DIRECTIVE - Return the entries verbatim, starting at the first line and ending at the line that contains "Circle shape xyxy=(56,96,90,130)", with both of those lines included.

DATASET RECORDS -
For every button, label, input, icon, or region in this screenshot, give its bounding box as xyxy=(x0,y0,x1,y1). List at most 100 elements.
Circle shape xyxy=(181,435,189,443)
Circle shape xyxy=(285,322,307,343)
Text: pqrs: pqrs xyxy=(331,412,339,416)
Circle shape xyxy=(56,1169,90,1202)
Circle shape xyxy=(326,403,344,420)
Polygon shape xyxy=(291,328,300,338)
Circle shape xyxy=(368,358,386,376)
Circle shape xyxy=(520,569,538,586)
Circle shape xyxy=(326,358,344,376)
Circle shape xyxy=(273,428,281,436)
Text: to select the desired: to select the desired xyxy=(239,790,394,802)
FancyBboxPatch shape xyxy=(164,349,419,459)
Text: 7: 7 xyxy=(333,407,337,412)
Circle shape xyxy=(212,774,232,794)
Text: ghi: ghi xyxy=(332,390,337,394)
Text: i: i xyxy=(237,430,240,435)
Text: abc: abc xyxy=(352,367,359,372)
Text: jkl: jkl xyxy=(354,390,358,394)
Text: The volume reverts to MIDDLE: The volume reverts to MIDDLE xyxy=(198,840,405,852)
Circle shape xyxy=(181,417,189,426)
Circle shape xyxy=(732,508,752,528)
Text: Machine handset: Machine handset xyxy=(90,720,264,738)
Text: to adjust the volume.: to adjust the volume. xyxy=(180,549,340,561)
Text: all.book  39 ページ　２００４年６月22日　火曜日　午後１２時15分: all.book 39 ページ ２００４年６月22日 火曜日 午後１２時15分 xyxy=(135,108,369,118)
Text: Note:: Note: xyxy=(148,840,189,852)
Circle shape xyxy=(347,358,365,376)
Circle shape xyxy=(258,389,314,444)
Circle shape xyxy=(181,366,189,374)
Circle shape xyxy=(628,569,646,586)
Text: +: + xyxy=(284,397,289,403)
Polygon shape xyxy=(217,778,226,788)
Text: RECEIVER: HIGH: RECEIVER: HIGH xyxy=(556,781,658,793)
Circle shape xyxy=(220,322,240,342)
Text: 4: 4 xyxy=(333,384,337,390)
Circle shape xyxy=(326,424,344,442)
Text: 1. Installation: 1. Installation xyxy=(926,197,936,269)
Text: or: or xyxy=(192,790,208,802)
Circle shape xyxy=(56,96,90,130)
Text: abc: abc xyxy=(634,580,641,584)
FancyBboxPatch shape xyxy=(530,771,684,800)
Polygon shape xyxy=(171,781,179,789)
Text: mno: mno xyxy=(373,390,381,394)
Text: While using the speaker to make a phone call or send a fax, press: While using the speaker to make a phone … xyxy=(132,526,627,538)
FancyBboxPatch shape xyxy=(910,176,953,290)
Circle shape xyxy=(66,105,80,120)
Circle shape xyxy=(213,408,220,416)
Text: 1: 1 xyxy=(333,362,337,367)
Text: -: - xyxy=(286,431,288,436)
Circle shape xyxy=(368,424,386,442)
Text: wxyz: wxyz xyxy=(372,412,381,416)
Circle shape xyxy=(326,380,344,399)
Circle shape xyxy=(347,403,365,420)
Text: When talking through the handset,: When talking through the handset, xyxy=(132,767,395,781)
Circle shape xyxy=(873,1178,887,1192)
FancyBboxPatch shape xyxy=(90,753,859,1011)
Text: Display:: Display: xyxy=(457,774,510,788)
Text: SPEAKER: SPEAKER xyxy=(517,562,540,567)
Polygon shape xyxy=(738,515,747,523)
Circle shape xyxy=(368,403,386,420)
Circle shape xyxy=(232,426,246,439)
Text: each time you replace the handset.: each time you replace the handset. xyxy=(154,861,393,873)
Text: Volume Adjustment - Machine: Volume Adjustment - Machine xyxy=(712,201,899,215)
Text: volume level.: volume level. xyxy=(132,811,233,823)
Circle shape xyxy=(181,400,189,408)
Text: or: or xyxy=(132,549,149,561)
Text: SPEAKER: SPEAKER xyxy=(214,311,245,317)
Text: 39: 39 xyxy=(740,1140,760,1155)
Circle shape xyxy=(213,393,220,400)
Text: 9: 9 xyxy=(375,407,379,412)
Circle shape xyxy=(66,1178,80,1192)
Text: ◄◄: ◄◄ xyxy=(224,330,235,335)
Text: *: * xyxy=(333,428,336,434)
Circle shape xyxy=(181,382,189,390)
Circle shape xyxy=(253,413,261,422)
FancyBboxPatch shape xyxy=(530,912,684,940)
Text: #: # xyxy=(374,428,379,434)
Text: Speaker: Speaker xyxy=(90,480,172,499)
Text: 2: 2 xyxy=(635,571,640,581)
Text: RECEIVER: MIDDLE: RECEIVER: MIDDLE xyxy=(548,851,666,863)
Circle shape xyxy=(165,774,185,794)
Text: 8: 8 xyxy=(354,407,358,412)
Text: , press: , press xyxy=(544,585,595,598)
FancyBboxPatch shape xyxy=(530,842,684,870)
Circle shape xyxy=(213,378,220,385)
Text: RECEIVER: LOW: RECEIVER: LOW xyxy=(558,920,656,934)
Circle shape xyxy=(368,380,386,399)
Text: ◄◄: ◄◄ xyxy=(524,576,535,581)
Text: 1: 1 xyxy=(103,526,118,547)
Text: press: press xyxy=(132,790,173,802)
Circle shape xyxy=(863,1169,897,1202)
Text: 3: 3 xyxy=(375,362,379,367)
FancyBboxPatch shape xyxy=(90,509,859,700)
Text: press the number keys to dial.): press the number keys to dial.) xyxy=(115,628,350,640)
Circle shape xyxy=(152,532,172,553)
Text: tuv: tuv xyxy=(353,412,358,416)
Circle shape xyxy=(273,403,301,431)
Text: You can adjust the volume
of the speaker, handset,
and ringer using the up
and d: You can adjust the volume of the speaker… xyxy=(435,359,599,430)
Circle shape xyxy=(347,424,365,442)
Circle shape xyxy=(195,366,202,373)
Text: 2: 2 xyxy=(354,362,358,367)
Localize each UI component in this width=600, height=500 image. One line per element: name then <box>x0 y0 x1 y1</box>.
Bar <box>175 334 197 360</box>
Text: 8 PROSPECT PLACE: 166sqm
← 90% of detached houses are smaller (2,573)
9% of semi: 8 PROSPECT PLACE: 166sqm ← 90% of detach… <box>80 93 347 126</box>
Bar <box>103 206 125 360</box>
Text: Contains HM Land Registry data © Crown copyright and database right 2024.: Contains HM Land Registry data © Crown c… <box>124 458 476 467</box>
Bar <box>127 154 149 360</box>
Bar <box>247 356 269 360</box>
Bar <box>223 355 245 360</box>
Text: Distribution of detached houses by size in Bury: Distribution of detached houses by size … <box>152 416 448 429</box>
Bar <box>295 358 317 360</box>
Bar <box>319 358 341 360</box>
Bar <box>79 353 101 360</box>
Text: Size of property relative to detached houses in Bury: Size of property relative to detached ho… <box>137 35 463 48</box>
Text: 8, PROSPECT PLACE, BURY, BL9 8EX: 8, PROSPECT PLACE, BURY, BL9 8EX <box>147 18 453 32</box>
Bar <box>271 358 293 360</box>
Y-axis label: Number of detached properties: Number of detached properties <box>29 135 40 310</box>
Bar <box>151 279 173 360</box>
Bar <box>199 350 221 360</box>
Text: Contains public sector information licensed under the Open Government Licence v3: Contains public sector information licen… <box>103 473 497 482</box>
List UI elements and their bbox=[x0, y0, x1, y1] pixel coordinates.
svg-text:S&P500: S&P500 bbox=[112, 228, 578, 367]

RESPONSE -
For every button, label, input, icon, or region in this screenshot, give its bounding box as xyxy=(x0,y0,x1,y1). List at most 100 elements.
Circle shape xyxy=(181,435,189,443)
Circle shape xyxy=(285,322,307,343)
Text: pqrs: pqrs xyxy=(331,412,339,416)
Circle shape xyxy=(56,1169,90,1202)
Circle shape xyxy=(326,403,344,420)
Polygon shape xyxy=(291,328,300,338)
Circle shape xyxy=(368,358,386,376)
Circle shape xyxy=(520,569,538,586)
Circle shape xyxy=(326,358,344,376)
Circle shape xyxy=(273,428,281,436)
Text: to select the desired: to select the desired xyxy=(239,790,394,802)
FancyBboxPatch shape xyxy=(164,349,419,459)
Text: 7: 7 xyxy=(333,407,337,412)
Circle shape xyxy=(212,774,232,794)
Text: ghi: ghi xyxy=(332,390,337,394)
Text: i: i xyxy=(237,430,240,435)
Text: abc: abc xyxy=(352,367,359,372)
Text: jkl: jkl xyxy=(354,390,358,394)
Text: The volume reverts to MIDDLE: The volume reverts to MIDDLE xyxy=(198,840,405,852)
Circle shape xyxy=(181,417,189,426)
Circle shape xyxy=(732,508,752,528)
Text: Machine handset: Machine handset xyxy=(90,720,264,738)
Text: to adjust the volume.: to adjust the volume. xyxy=(180,549,340,561)
Text: all.book  39 ページ　２００４年６月22日　火曜日　午後１２時15分: all.book 39 ページ ２００４年６月22日 火曜日 午後１２時15分 xyxy=(135,108,369,118)
Text: Note:: Note: xyxy=(148,840,189,852)
Circle shape xyxy=(347,358,365,376)
Circle shape xyxy=(258,389,314,444)
Circle shape xyxy=(181,366,189,374)
Circle shape xyxy=(628,569,646,586)
Text: +: + xyxy=(284,397,289,403)
Polygon shape xyxy=(217,778,226,788)
Text: RECEIVER: HIGH: RECEIVER: HIGH xyxy=(556,781,658,793)
Circle shape xyxy=(220,322,240,342)
Text: 4: 4 xyxy=(333,384,337,390)
Circle shape xyxy=(326,424,344,442)
Text: 1. Installation: 1. Installation xyxy=(926,197,936,269)
Text: or: or xyxy=(192,790,208,802)
Circle shape xyxy=(56,96,90,130)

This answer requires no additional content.